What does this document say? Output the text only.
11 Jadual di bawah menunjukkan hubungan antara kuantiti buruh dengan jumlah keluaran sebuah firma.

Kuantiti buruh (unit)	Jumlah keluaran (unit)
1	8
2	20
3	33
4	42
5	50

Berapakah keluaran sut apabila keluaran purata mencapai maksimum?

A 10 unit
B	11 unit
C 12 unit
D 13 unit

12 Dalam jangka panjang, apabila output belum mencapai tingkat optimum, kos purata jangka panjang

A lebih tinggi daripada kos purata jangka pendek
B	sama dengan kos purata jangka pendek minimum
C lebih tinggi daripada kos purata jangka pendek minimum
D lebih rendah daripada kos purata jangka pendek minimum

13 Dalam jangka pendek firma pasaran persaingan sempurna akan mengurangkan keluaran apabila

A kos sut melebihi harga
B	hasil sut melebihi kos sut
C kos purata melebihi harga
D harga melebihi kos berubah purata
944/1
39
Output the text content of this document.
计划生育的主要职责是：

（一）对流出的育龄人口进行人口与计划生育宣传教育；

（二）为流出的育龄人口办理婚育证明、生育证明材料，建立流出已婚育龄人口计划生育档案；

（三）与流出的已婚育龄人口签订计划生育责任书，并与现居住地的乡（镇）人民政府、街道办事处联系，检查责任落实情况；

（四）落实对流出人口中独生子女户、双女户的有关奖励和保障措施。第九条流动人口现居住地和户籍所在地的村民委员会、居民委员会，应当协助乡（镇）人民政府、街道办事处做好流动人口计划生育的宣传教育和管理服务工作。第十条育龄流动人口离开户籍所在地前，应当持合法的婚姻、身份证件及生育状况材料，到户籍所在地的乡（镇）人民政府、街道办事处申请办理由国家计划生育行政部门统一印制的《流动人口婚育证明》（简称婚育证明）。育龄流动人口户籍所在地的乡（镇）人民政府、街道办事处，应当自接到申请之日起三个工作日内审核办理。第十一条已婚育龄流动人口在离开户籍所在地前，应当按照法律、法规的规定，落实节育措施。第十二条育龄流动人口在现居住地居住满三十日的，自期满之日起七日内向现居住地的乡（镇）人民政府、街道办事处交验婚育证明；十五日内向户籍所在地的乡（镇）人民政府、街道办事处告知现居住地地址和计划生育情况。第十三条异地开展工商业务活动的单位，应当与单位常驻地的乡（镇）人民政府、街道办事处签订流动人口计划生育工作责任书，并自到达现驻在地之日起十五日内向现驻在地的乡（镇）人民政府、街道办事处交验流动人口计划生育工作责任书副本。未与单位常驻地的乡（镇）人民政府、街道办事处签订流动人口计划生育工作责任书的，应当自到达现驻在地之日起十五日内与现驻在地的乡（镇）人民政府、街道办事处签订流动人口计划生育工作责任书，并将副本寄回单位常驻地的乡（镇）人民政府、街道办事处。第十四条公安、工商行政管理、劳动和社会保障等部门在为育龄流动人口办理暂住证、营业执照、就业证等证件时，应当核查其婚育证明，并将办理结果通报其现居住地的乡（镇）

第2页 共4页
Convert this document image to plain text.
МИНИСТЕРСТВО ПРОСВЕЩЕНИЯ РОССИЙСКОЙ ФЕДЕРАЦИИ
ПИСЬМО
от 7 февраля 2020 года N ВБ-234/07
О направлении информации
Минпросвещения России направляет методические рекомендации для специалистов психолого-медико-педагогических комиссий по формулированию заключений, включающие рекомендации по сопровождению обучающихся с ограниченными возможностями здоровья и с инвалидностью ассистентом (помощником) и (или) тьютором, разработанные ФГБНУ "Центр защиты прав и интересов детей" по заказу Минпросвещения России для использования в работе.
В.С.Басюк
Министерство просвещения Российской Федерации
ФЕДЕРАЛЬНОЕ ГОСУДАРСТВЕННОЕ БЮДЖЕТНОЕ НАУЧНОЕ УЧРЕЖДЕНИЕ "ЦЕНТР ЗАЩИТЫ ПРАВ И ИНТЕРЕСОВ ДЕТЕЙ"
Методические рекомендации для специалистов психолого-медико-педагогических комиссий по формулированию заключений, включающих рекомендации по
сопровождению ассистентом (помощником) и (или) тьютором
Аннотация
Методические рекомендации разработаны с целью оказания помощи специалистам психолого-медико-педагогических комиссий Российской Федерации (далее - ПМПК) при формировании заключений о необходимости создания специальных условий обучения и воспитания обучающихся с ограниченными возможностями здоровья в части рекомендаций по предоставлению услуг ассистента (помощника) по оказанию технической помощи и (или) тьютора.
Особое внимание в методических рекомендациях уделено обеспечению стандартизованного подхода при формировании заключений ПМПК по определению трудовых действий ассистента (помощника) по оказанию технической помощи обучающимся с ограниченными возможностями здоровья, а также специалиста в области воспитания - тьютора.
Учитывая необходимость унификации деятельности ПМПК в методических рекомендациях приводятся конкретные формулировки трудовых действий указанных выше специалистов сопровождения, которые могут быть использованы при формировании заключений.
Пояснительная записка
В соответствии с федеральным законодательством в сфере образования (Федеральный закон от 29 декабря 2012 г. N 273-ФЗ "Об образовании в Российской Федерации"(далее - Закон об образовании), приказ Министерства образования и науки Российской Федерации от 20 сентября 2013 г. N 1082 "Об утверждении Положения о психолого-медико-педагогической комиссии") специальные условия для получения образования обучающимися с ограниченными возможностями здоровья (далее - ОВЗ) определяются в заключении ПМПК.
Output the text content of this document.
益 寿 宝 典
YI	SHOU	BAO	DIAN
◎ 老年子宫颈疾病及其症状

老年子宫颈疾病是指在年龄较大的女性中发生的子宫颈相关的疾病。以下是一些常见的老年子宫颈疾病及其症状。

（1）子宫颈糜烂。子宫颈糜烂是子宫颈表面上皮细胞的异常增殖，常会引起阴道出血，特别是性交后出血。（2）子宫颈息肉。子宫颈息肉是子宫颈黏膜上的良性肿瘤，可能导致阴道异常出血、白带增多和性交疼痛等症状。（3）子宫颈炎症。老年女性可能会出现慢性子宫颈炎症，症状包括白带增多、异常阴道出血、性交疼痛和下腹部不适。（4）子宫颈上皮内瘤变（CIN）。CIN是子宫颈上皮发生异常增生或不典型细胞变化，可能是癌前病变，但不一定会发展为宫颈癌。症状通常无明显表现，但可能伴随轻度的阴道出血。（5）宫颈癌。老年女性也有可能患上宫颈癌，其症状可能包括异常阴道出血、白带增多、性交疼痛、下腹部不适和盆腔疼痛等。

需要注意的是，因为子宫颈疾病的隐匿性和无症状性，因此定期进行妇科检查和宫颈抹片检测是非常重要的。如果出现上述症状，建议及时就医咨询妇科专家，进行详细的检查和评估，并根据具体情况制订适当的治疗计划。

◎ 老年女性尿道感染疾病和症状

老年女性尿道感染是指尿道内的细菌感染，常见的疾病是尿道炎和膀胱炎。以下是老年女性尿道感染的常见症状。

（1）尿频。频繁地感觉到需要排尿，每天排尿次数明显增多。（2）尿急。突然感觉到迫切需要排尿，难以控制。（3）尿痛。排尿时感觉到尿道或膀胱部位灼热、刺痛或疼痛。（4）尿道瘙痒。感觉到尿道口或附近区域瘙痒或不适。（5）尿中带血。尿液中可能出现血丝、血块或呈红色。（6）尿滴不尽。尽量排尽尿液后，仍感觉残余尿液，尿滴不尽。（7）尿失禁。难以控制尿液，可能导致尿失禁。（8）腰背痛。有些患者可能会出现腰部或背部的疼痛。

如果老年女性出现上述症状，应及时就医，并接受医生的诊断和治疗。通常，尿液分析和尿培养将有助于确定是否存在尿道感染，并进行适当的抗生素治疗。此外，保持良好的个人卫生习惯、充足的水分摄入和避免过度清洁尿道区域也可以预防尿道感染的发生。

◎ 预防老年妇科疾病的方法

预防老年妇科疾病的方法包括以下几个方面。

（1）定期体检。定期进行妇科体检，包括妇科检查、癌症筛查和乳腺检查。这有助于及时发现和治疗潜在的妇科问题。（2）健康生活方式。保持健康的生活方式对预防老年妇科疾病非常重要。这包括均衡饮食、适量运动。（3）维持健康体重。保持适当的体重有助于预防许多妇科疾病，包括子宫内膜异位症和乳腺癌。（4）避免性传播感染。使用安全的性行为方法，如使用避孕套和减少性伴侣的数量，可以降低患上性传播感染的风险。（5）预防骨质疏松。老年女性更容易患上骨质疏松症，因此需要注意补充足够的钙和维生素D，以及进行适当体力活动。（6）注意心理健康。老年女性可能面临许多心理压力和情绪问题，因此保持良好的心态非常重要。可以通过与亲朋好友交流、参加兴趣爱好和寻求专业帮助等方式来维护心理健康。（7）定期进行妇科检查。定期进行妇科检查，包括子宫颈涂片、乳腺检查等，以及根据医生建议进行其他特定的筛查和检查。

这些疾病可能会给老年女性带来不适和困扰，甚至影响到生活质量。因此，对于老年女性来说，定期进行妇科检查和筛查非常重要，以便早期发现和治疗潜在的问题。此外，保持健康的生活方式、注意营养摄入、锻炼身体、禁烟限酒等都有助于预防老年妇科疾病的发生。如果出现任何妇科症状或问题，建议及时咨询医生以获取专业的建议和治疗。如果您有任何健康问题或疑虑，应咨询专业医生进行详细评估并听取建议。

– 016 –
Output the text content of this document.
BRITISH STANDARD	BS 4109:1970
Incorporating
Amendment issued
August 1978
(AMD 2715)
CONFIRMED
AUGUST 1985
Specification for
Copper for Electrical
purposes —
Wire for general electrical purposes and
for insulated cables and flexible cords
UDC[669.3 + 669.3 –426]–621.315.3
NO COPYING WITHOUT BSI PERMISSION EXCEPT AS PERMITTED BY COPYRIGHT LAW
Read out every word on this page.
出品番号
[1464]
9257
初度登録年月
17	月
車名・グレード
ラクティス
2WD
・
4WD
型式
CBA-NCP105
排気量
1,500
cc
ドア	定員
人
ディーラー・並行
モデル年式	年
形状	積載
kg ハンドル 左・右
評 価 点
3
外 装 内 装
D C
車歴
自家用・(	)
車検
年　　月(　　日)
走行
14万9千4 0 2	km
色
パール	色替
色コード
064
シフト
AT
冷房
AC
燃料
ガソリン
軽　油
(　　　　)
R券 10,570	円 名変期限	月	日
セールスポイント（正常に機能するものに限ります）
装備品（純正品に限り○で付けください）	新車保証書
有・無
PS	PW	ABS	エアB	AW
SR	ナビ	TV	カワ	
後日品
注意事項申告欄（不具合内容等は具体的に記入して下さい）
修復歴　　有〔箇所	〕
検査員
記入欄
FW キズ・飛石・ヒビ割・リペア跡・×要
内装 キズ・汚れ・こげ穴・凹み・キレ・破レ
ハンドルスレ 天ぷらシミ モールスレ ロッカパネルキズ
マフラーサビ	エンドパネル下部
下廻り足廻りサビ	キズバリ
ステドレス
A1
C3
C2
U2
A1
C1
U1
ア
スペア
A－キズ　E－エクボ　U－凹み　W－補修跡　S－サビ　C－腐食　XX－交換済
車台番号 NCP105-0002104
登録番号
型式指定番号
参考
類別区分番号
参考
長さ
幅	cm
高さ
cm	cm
■ ■ ■ ■ ■
● TASK DIRECTIONS
Check all the records above and select each line where the string "jangka" is found.

● OUTPUT BELOW
12 Dalam jangka panjang, apabila output belum mencapai tingkat optimum, kos purata jangka panjang
A lebih tinggi daripada kos purata jangka pendek
B	sama dengan kos purata jangka pendek minimum
C lebih tinggi daripada kos purata jangka pendek minimum
D lebih rendah daripada kos purata jangka pendek minimum
13 Dalam jangka pendek firma pasaran persaingan sempurna akan mengurangkan keluaran apabila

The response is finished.